> [Work required] Make an exact copy of the records, dropping all pictures.

[Stored entries]
—————

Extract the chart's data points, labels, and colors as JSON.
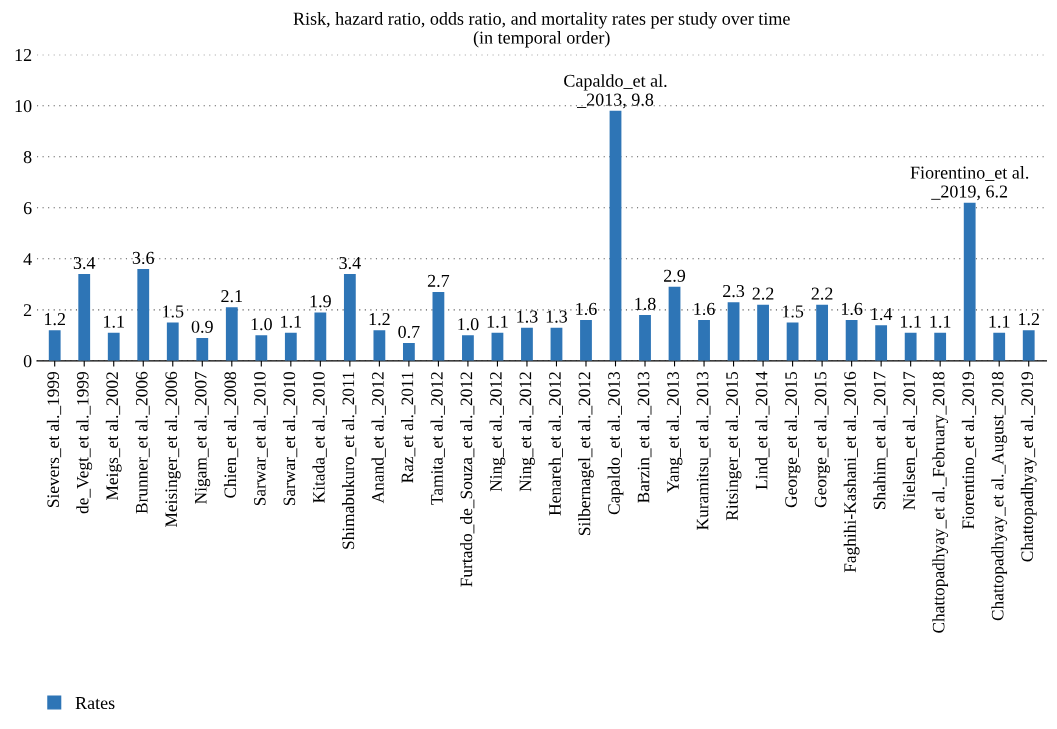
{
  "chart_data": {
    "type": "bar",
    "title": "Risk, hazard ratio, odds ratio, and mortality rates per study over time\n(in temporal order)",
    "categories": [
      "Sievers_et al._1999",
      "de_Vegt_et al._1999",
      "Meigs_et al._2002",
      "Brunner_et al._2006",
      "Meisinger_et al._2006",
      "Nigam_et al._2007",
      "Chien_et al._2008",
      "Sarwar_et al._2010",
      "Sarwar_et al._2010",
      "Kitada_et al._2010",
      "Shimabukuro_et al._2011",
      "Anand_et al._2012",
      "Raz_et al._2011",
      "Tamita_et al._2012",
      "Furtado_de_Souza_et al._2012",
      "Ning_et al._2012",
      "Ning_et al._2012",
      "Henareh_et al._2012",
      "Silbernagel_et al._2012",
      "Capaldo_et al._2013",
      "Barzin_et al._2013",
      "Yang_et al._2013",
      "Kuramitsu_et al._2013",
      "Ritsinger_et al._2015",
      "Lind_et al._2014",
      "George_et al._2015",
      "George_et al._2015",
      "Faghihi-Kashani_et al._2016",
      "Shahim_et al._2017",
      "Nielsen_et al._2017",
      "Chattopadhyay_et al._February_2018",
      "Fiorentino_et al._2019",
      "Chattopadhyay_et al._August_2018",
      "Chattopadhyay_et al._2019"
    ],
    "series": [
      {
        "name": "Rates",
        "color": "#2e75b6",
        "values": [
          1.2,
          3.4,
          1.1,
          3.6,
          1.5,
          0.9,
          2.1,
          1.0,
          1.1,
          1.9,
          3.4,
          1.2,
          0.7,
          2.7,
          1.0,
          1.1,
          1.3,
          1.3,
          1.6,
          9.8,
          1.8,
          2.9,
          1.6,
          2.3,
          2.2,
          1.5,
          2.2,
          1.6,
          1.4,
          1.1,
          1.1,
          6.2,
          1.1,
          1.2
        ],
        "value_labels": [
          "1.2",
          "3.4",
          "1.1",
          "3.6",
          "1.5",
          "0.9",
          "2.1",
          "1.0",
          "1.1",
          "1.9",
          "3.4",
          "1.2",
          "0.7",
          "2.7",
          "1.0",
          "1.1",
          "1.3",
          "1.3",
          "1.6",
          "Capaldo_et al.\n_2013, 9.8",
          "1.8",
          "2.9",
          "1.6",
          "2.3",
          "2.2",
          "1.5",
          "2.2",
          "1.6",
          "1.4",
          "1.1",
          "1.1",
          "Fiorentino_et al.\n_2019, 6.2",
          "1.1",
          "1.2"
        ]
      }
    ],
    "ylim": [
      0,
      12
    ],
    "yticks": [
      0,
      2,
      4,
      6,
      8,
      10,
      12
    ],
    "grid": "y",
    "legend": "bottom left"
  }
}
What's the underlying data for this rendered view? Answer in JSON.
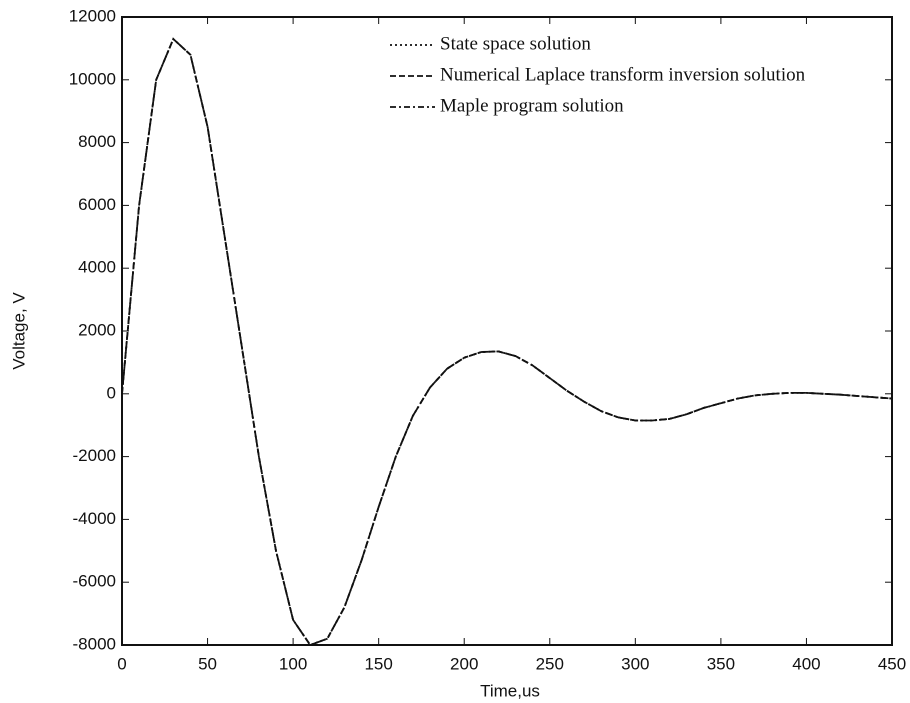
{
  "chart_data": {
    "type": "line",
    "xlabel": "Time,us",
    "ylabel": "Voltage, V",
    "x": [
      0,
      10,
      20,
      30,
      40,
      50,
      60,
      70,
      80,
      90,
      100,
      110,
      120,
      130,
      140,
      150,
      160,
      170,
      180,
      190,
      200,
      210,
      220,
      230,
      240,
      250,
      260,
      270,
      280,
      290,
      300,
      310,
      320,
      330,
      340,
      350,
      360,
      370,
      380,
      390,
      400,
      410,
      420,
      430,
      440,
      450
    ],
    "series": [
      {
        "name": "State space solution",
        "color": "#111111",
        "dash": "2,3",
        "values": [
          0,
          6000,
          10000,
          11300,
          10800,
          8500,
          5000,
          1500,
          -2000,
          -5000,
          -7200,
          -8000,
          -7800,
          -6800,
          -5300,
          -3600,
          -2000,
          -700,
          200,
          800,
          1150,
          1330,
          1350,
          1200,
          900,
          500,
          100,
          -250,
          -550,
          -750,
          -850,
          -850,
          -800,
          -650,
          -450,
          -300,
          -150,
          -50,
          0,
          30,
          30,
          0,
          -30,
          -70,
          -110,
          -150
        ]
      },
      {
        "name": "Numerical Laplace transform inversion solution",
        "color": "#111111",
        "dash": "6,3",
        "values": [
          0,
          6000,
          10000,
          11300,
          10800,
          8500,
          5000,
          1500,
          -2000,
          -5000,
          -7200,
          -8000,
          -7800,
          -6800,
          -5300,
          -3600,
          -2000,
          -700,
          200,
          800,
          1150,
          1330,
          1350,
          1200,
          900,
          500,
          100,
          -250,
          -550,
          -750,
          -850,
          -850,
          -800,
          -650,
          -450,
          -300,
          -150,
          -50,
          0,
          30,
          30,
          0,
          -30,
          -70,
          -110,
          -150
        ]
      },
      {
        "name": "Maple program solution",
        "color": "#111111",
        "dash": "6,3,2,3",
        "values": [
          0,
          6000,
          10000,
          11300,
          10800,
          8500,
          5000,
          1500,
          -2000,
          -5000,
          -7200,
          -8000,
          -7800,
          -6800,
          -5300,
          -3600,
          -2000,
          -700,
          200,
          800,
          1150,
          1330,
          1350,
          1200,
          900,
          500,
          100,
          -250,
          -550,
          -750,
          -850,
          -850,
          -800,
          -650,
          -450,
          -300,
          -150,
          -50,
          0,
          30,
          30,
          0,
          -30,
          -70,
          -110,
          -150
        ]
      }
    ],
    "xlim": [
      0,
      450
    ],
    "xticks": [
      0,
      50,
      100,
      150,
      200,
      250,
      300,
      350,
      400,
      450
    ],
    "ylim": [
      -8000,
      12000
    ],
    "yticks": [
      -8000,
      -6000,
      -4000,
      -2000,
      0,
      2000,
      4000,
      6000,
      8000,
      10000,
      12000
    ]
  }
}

—————

> [Result of this exercise]
Extract the chart's data points, labels, and colors as JSON.
{
  "chart_data": {
    "type": "bar",
    "title": "Risk, hazard ratio, odds ratio, and mortality rates per study over time\n(in temporal order)",
    "categories": [
      "Sievers_et al._1999",
      "de_Vegt_et al._1999",
      "Meigs_et al._2002",
      "Brunner_et al._2006",
      "Meisinger_et al._2006",
      "Nigam_et al._2007",
      "Chien_et al._2008",
      "Sarwar_et al._2010",
      "Sarwar_et al._2010",
      "Kitada_et al._2010",
      "Shimabukuro_et al._2011",
      "Anand_et al._2012",
      "Raz_et al._2011",
      "Tamita_et al._2012",
      "Furtado_de_Souza_et al._2012",
      "Ning_et al._2012",
      "Ning_et al._2012",
      "Henareh_et al._2012",
      "Silbernagel_et al._2012",
      "Capaldo_et al._2013",
      "Barzin_et al._2013",
      "Yang_et al._2013",
      "Kuramitsu_et al._2013",
      "Ritsinger_et al._2015",
      "Lind_et al._2014",
      "George_et al._2015",
      "George_et al._2015",
      "Faghihi-Kashani_et al._2016",
      "Shahim_et al._2017",
      "Nielsen_et al._2017",
      "Chattopadhyay_et al._February_2018",
      "Fiorentino_et al._2019",
      "Chattopadhyay_et al._August_2018",
      "Chattopadhyay_et al._2019"
    ],
    "series": [
      {
        "name": "Rates",
        "color": "#2e75b6",
        "values": [
          1.2,
          3.4,
          1.1,
          3.6,
          1.5,
          0.9,
          2.1,
          1.0,
          1.1,
          1.9,
          3.4,
          1.2,
          0.7,
          2.7,
          1.0,
          1.1,
          1.3,
          1.3,
          1.6,
          9.8,
          1.8,
          2.9,
          1.6,
          2.3,
          2.2,
          1.5,
          2.2,
          1.6,
          1.4,
          1.1,
          1.1,
          6.2,
          1.1,
          1.2
        ],
        "value_labels": [
          "1.2",
          "3.4",
          "1.1",
          "3.6",
          "1.5",
          "0.9",
          "2.1",
          "1.0",
          "1.1",
          "1.9",
          "3.4",
          "1.2",
          "0.7",
          "2.7",
          "1.0",
          "1.1",
          "1.3",
          "1.3",
          "1.6",
          "Capaldo_et al.\n_2013, 9.8",
          "1.8",
          "2.9",
          "1.6",
          "2.3",
          "2.2",
          "1.5",
          "2.2",
          "1.6",
          "1.4",
          "1.1",
          "1.1",
          "Fiorentino_et al.\n_2019, 6.2",
          "1.1",
          "1.2"
        ]
      }
    ],
    "ylim": [
      0,
      12
    ],
    "yticks": [
      0,
      2,
      4,
      6,
      8,
      10,
      12
    ],
    "grid": "y",
    "legend": "bottom left"
  }
}
What's the underlying data for this rendered view? Answer in JSON.
{
  "chart_data": {
    "type": "line",
    "xlabel": "Time,us",
    "ylabel": "Voltage, V",
    "x": [
      0,
      10,
      20,
      30,
      40,
      50,
      60,
      70,
      80,
      90,
      100,
      110,
      120,
      130,
      140,
      150,
      160,
      170,
      180,
      190,
      200,
      210,
      220,
      230,
      240,
      250,
      260,
      270,
      280,
      290,
      300,
      310,
      320,
      330,
      340,
      350,
      360,
      370,
      380,
      390,
      400,
      410,
      420,
      430,
      440,
      450
    ],
    "series": [
      {
        "name": "State space solution",
        "color": "#111111",
        "dash": "2,3",
        "values": [
          0,
          6000,
          10000,
          11300,
          10800,
          8500,
          5000,
          1500,
          -2000,
          -5000,
          -7200,
          -8000,
          -7800,
          -6800,
          -5300,
          -3600,
          -2000,
          -700,
          200,
          800,
          1150,
          1330,
          1350,
          1200,
          900,
          500,
          100,
          -250,
          -550,
          -750,
          -850,
          -850,
          -800,
          -650,
          -450,
          -300,
          -150,
          -50,
          0,
          30,
          30,
          0,
          -30,
          -70,
          -110,
          -150
        ]
      },
      {
        "name": "Numerical Laplace transform inversion solution",
        "color": "#111111",
        "dash": "6,3",
        "values": [
          0,
          6000,
          10000,
          11300,
          10800,
          8500,
          5000,
          1500,
          -2000,
          -5000,
          -7200,
          -8000,
          -7800,
          -6800,
          -5300,
          -3600,
          -2000,
          -700,
          200,
          800,
          1150,
          1330,
          1350,
          1200,
          900,
          500,
          100,
          -250,
          -550,
          -750,
          -850,
          -850,
          -800,
          -650,
          -450,
          -300,
          -150,
          -50,
          0,
          30,
          30,
          0,
          -30,
          -70,
          -110,
          -150
        ]
      },
      {
        "name": "Maple program solution",
        "color": "#111111",
        "dash": "6,3,2,3",
        "values": [
          0,
          6000,
          10000,
          11300,
          10800,
          8500,
          5000,
          1500,
          -2000,
          -5000,
          -7200,
          -8000,
          -7800,
          -6800,
          -5300,
          -3600,
          -2000,
          -700,
          200,
          800,
          1150,
          1330,
          1350,
          1200,
          900,
          500,
          100,
          -250,
          -550,
          -750,
          -850,
          -850,
          -800,
          -650,
          -450,
          -300,
          -150,
          -50,
          0,
          30,
          30,
          0,
          -30,
          -70,
          -110,
          -150
        ]
      }
    ],
    "xlim": [
      0,
      450
    ],
    "xticks": [
      0,
      50,
      100,
      150,
      200,
      250,
      300,
      350,
      400,
      450
    ],
    "ylim": [
      -8000,
      12000
    ],
    "yticks": [
      -8000,
      -6000,
      -4000,
      -2000,
      0,
      2000,
      4000,
      6000,
      8000,
      10000,
      12000
    ]
  }
}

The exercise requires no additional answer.